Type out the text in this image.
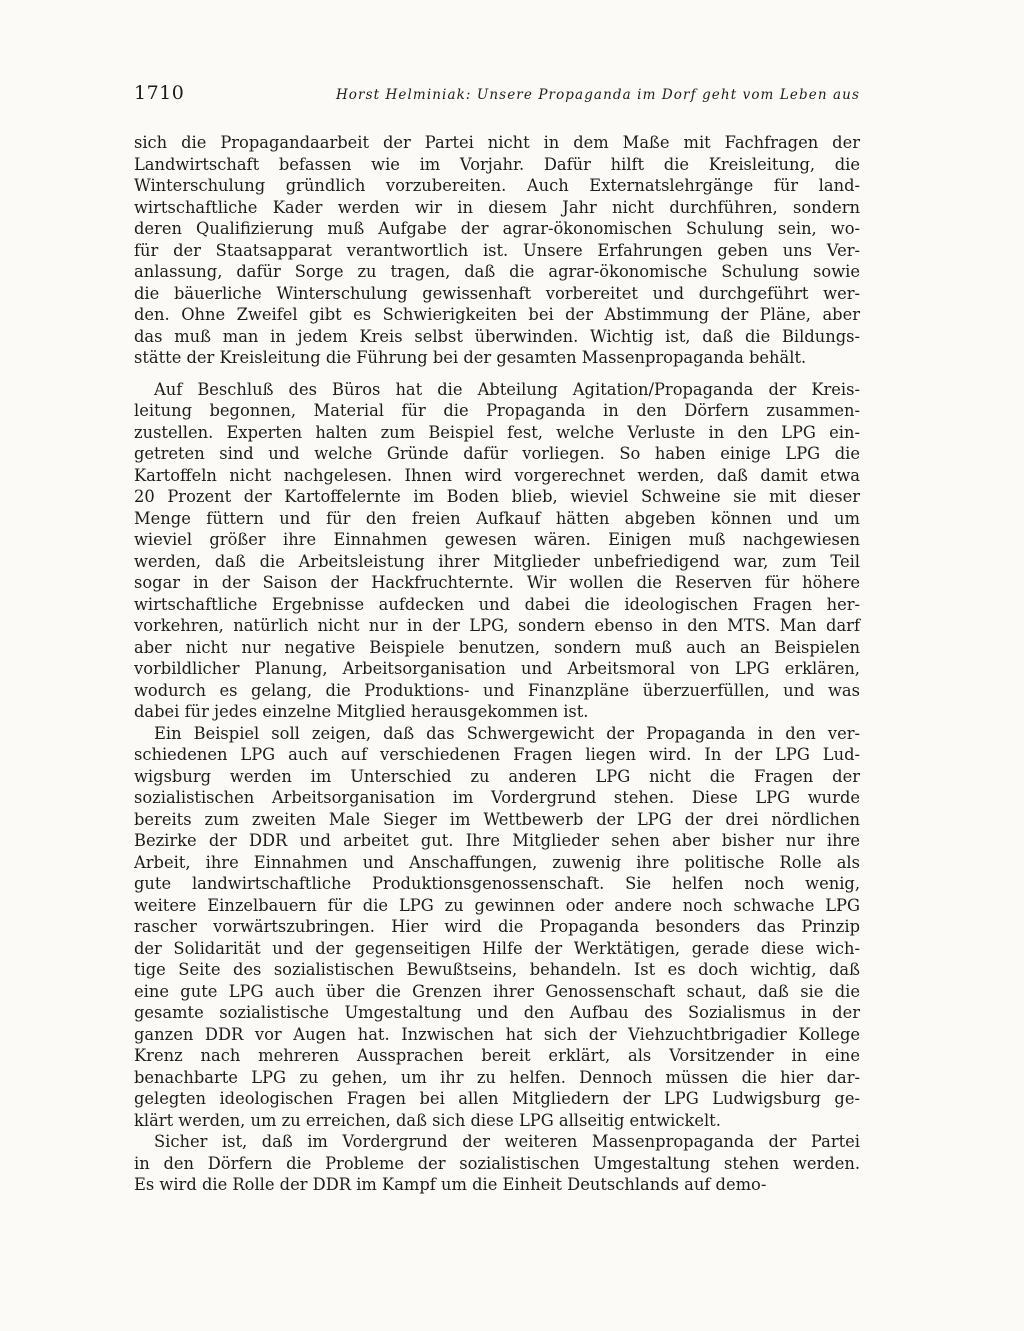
1710	Horst Helminiak: Unsere Propaganda im Dorf geht vom Leben aus
sich die Propagandaarbeit der Partei nicht in dem Maße mit Fachfragen der
Landwirtschaft befassen wie im Vorjahr. Dafür hilft die Kreisleitung, die
Winterschulung gründlich vorzubereiten. Auch Externatslehrgänge für land-
wirtschaftliche Kader werden wir in diesem Jahr nicht durchführen, sondern
deren Qualifizierung muß Aufgabe der agrar-ökonomischen Schulung sein, wo-
für der Staatsapparat verantwortlich ist. Unsere Erfahrungen geben uns Ver-
anlassung, dafür Sorge zu tragen, daß die agrar-ökonomische Schulung sowie
die bäuerliche Winterschulung gewissenhaft vorbereitet und durchgeführt wer-
den. Ohne Zweifel gibt es Schwierigkeiten bei der Abstimmung der Pläne, aber
das muß man in jedem Kreis selbst überwinden. Wichtig ist, daß die Bildungs-
stätte der Kreisleitung die Führung bei der gesamten Massenpropaganda behält.
Auf Beschluß des Büros hat die Abteilung Agitation/Propaganda der Kreis-
leitung begonnen, Material für die Propaganda in den Dörfern zusammen-
zustellen. Experten halten zum Beispiel fest, welche Verluste in den LPG ein-
getreten sind und welche Gründe dafür vorliegen. So haben einige LPG die
Kartoffeln nicht nachgelesen. Ihnen wird vorgerechnet werden, daß damit etwa
20 Prozent der Kartoffelernte im Boden blieb, wieviel Schweine sie mit dieser
Menge füttern und für den freien Aufkauf hätten abgeben können und um
wieviel größer ihre Einnahmen gewesen wären. Einigen muß nachgewiesen
werden, daß die Arbeitsleistung ihrer Mitglieder unbefriedigend war, zum Teil
sogar in der Saison der Hackfruchternte. Wir wollen die Reserven für höhere
wirtschaftliche Ergebnisse aufdecken und dabei die ideologischen Fragen her-
vorkehren, natürlich nicht nur in der LPG, sondern ebenso in den MTS. Man darf
aber nicht nur negative Beispiele benutzen, sondern muß auch an Beispielen
vorbildlicher Planung, Arbeitsorganisation und Arbeitsmoral von LPG erklären,
wodurch es gelang, die Produktions- und Finanzpläne überzuerfüllen, und was
dabei für jedes einzelne Mitglied herausgekommen ist.
Ein Beispiel soll zeigen, daß das Schwergewicht der Propaganda in den ver-
schiedenen LPG auch auf verschiedenen Fragen liegen wird. In der LPG Lud-
wigsburg werden im Unterschied zu anderen LPG nicht die Fragen der
sozialistischen Arbeitsorganisation im Vordergrund stehen. Diese LPG wurde
bereits zum zweiten Male Sieger im Wettbewerb der LPG der drei nördlichen
Bezirke der DDR und arbeitet gut. Ihre Mitglieder sehen aber bisher nur ihre
Arbeit, ihre Einnahmen und Anschaffungen, zuwenig ihre politische Rolle als
gute landwirtschaftliche Produktionsgenossenschaft. Sie helfen noch wenig,
weitere Einzelbauern für die LPG zu gewinnen oder andere noch schwache LPG
rascher vorwärtszubringen. Hier wird die Propaganda besonders das Prinzip
der Solidarität und der gegenseitigen Hilfe der Werktätigen, gerade diese wich-
tige Seite des sozialistischen Bewußtseins, behandeln. Ist es doch wichtig, daß
eine gute LPG auch über die Grenzen ihrer Genossenschaft schaut, daß sie die
gesamte sozialistische Umgestaltung und den Aufbau des Sozialismus in der
ganzen DDR vor Augen hat. Inzwischen hat sich der Viehzuchtbrigadier Kollege
Krenz nach mehreren Aussprachen bereit erklärt, als Vorsitzender in eine
benachbarte LPG zu gehen, um ihr zu helfen. Dennoch müssen die hier dar-
gelegten ideologischen Fragen bei allen Mitgliedern der LPG Ludwigsburg ge-
klärt werden, um zu erreichen, daß sich diese LPG allseitig entwickelt.
Sicher ist, daß im Vordergrund der weiteren Massenpropaganda der Partei
in den Dörfern die Probleme der sozialistischen Umgestaltung stehen werden.
Es wird die Rolle der DDR im Kampf um die Einheit Deutschlands auf demo-
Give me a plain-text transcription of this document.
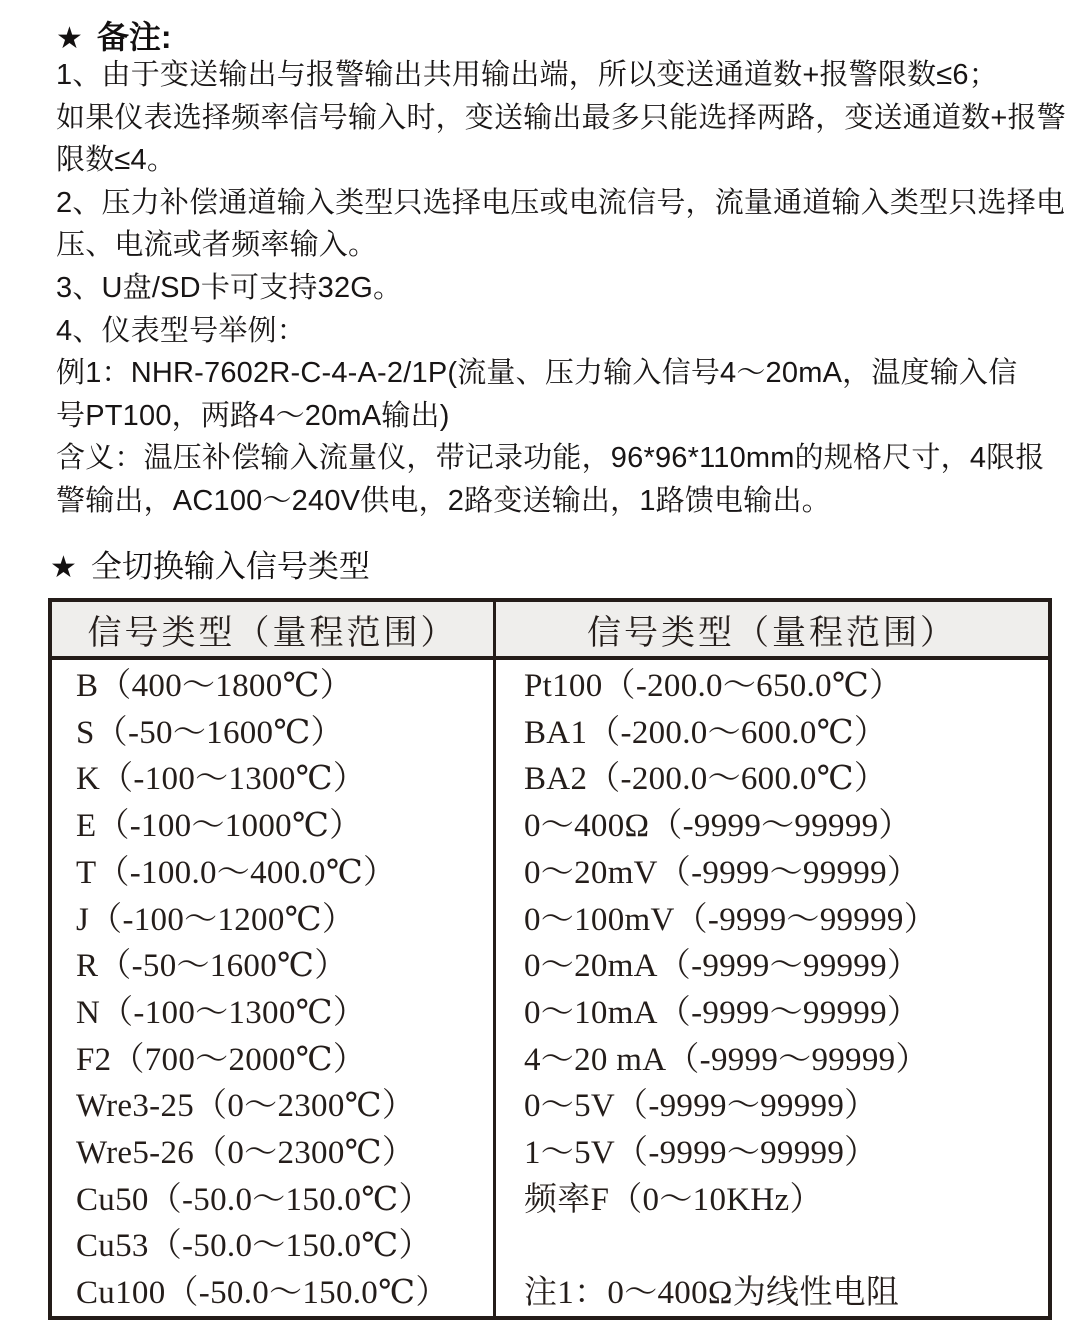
★ 备注:
1、由于变送输出与报警输出共用输出端，所以变送通道数+报警限数≤6；
如果仪表选择频率信号输入时，变送输出最多只能选择两路，变送通道数+报警
限数≤4。
2、压力补偿通道输入类型只选择电压或电流信号，流量通道输入类型只选择电
压、电流或者频率输入。
3、U盘/SD卡可支持32G。
4、仪表型号举例：
例1：NHR-7602R-C-4-A-2/1P(流量、压力输入信号4～20mA，温度输入信
号PT100，两路4～20mA输出)
含义：温压补偿输入流量仪，带记录功能，96*96*110mm的规格尺寸，4限报
警输出，AC100～240V供电，2路变送输出，1路馈电输出。
★ 全切换输入信号类型
信号类型（量程范围）	信号类型（量程范围）
B（400～1800℃）
S（-50～1600℃）
K（-100～1300℃）
E（-100～1000℃）
T（-100.0～400.0℃）
J（-100～1200℃）
R（-50～1600℃）
N（-100～1300℃）
F2（700～2000℃）
Wre3-25（0～2300℃）
Wre5-26（0～2300℃）
Cu50（-50.0～150.0℃）
Cu53（-50.0～150.0℃）
Cu100（-50.0～150.0℃）
Pt100（-200.0～650.0℃）
BA1（-200.0～600.0℃）
BA2（-200.0～600.0℃）
0～400Ω（-9999～99999）
0～20mV（-9999～99999）
0～100mV（-9999～99999）
0～20mA（-9999～99999）
0～10mA（-9999～99999）
4～20 mA（-9999～99999）
0～5V（-9999～99999）
1～5V（-9999～99999）
频率F（0～10KHz）
注1：0～400Ω为线性电阻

Task objective - Repeat each entry exactly. Pictures do not belong in the copy.

Response for this exercise -
Type out the text in this image.
1710	Horst Helminiak: Unsere Propaganda im Dorf geht vom Leben aus
sich die Propagandaarbeit der Partei nicht in dem Maße mit Fachfragen der
Landwirtschaft befassen wie im Vorjahr. Dafür hilft die Kreisleitung, die
Winterschulung gründlich vorzubereiten. Auch Externatslehrgänge für land-
wirtschaftliche Kader werden wir in diesem Jahr nicht durchführen, sondern
deren Qualifizierung muß Aufgabe der agrar-ökonomischen Schulung sein, wo-
für der Staatsapparat verantwortlich ist. Unsere Erfahrungen geben uns Ver-
anlassung, dafür Sorge zu tragen, daß die agrar-ökonomische Schulung sowie
die bäuerliche Winterschulung gewissenhaft vorbereitet und durchgeführt wer-
den. Ohne Zweifel gibt es Schwierigkeiten bei der Abstimmung der Pläne, aber
das muß man in jedem Kreis selbst überwinden. Wichtig ist, daß die Bildungs-
stätte der Kreisleitung die Führung bei der gesamten Massenpropaganda behält.
Auf Beschluß des Büros hat die Abteilung Agitation/Propaganda der Kreis-
leitung begonnen, Material für die Propaganda in den Dörfern zusammen-
zustellen. Experten halten zum Beispiel fest, welche Verluste in den LPG ein-
getreten sind und welche Gründe dafür vorliegen. So haben einige LPG die
Kartoffeln nicht nachgelesen. Ihnen wird vorgerechnet werden, daß damit etwa
20 Prozent der Kartoffelernte im Boden blieb, wieviel Schweine sie mit dieser
Menge füttern und für den freien Aufkauf hätten abgeben können und um
wieviel größer ihre Einnahmen gewesen wären. Einigen muß nachgewiesen
werden, daß die Arbeitsleistung ihrer Mitglieder unbefriedigend war, zum Teil
sogar in der Saison der Hackfruchternte. Wir wollen die Reserven für höhere
wirtschaftliche Ergebnisse aufdecken und dabei die ideologischen Fragen her-
vorkehren, natürlich nicht nur in der LPG, sondern ebenso in den MTS. Man darf
aber nicht nur negative Beispiele benutzen, sondern muß auch an Beispielen
vorbildlicher Planung, Arbeitsorganisation und Arbeitsmoral von LPG erklären,
wodurch es gelang, die Produktions- und Finanzpläne überzuerfüllen, und was
dabei für jedes einzelne Mitglied herausgekommen ist.
Ein Beispiel soll zeigen, daß das Schwergewicht der Propaganda in den ver-
schiedenen LPG auch auf verschiedenen Fragen liegen wird. In der LPG Lud-
wigsburg werden im Unterschied zu anderen LPG nicht die Fragen der
sozialistischen Arbeitsorganisation im Vordergrund stehen. Diese LPG wurde
bereits zum zweiten Male Sieger im Wettbewerb der LPG der drei nördlichen
Bezirke der DDR und arbeitet gut. Ihre Mitglieder sehen aber bisher nur ihre
Arbeit, ihre Einnahmen und Anschaffungen, zuwenig ihre politische Rolle als
gute landwirtschaftliche Produktionsgenossenschaft. Sie helfen noch wenig,
weitere Einzelbauern für die LPG zu gewinnen oder andere noch schwache LPG
rascher vorwärtszubringen. Hier wird die Propaganda besonders das Prinzip
der Solidarität und der gegenseitigen Hilfe der Werktätigen, gerade diese wich-
tige Seite des sozialistischen Bewußtseins, behandeln. Ist es doch wichtig, daß
eine gute LPG auch über die Grenzen ihrer Genossenschaft schaut, daß sie die
gesamte sozialistische Umgestaltung und den Aufbau des Sozialismus in der
ganzen DDR vor Augen hat. Inzwischen hat sich der Viehzuchtbrigadier Kollege
Krenz nach mehreren Aussprachen bereit erklärt, als Vorsitzender in eine
benachbarte LPG zu gehen, um ihr zu helfen. Dennoch müssen die hier dar-
gelegten ideologischen Fragen bei allen Mitgliedern der LPG Ludwigsburg ge-
klärt werden, um zu erreichen, daß sich diese LPG allseitig entwickelt.
Sicher ist, daß im Vordergrund der weiteren Massenpropaganda der Partei
in den Dörfern die Probleme der sozialistischen Umgestaltung stehen werden.
Es wird die Rolle der DDR im Kampf um die Einheit Deutschlands auf demo-
Give me a plain-text transcription of this document.
★ 备注:
1、由于变送输出与报警输出共用输出端，所以变送通道数+报警限数≤6；
如果仪表选择频率信号输入时，变送输出最多只能选择两路，变送通道数+报警
限数≤4。
2、压力补偿通道输入类型只选择电压或电流信号，流量通道输入类型只选择电
压、电流或者频率输入。
3、U盘/SD卡可支持32G。
4、仪表型号举例：
例1：NHR-7602R-C-4-A-2/1P(流量、压力输入信号4～20mA，温度输入信
号PT100，两路4～20mA输出)
含义：温压补偿输入流量仪，带记录功能，96*96*110mm的规格尺寸，4限报
警输出，AC100～240V供电，2路变送输出，1路馈电输出。
★ 全切换输入信号类型
信号类型（量程范围）	信号类型（量程范围）
B（400～1800℃）
S（-50～1600℃）
K（-100～1300℃）
E（-100～1000℃）
T（-100.0～400.0℃）
J（-100～1200℃）
R（-50～1600℃）
N（-100～1300℃）
F2（700～2000℃）
Wre3-25（0～2300℃）
Wre5-26（0～2300℃）
Cu50（-50.0～150.0℃）
Cu53（-50.0～150.0℃）
Cu100（-50.0～150.0℃）
Pt100（-200.0～650.0℃）
BA1（-200.0～600.0℃）
BA2（-200.0～600.0℃）
0～400Ω（-9999～99999）
0～20mV（-9999～99999）
0～100mV（-9999～99999）
0～20mA（-9999～99999）
0～10mA（-9999～99999）
4～20 mA（-9999～99999）
0～5V（-9999～99999）
1～5V（-9999～99999）
频率F（0～10KHz）
注1：0～400Ω为线性电阻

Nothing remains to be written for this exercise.